The problem
Every line with the string "heading" should be gathered.
----
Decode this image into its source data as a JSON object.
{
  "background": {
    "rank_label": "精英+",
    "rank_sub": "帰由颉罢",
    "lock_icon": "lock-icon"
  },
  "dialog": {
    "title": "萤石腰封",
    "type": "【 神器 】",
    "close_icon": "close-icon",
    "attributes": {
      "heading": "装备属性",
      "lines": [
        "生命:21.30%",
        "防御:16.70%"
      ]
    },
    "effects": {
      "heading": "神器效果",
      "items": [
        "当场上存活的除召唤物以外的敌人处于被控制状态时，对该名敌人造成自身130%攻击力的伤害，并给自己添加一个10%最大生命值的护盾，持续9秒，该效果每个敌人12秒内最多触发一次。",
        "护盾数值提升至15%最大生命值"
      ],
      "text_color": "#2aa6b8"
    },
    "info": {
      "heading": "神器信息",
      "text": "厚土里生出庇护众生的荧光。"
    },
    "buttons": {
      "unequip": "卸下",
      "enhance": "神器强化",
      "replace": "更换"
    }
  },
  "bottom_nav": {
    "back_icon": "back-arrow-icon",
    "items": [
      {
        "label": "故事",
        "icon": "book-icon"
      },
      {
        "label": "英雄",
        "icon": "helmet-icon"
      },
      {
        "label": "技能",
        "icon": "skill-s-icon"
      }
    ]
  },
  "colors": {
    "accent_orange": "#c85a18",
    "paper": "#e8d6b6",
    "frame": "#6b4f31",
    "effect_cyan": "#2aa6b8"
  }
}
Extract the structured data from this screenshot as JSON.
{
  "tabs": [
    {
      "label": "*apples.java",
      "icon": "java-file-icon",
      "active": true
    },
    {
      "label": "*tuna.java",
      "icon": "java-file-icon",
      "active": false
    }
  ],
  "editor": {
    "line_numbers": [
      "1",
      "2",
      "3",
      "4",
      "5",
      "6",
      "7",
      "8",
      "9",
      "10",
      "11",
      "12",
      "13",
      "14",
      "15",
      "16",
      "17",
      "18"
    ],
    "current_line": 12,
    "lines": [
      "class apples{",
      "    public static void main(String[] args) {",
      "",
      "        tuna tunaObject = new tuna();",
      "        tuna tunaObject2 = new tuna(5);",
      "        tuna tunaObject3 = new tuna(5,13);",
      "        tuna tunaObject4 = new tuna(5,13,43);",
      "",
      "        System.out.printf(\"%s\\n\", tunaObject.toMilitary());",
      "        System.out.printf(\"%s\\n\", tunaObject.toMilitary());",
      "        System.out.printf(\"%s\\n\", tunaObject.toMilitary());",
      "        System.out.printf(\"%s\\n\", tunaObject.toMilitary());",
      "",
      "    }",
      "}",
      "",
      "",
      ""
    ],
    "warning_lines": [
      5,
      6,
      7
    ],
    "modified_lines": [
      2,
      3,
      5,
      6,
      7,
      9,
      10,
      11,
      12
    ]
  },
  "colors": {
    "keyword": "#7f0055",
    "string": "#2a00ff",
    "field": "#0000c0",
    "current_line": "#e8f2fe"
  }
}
----
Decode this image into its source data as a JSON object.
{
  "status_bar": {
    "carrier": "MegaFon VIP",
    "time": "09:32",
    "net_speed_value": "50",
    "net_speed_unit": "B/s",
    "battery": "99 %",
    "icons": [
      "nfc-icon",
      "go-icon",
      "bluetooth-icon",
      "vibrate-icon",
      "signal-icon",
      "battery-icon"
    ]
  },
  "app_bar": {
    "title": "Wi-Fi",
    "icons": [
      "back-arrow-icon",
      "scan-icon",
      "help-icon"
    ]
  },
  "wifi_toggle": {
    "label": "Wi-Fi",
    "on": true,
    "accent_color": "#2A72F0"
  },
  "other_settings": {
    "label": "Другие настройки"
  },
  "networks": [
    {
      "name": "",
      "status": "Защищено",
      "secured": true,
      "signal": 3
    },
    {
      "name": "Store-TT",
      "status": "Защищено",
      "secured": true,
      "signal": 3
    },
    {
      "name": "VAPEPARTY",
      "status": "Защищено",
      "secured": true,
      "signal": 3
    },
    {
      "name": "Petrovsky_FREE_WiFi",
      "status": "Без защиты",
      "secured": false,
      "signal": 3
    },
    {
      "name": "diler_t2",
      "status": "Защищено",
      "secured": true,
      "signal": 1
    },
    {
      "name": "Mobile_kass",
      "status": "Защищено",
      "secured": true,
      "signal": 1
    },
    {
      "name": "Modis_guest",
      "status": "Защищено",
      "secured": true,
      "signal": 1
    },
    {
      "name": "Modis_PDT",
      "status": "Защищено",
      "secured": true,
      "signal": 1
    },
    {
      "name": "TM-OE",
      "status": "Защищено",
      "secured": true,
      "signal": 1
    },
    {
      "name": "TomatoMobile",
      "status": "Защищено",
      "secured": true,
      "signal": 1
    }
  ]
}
----
Response to the exercise
      "heading": "装备属性",
      "heading": "神器效果",
      "heading": "神器信息",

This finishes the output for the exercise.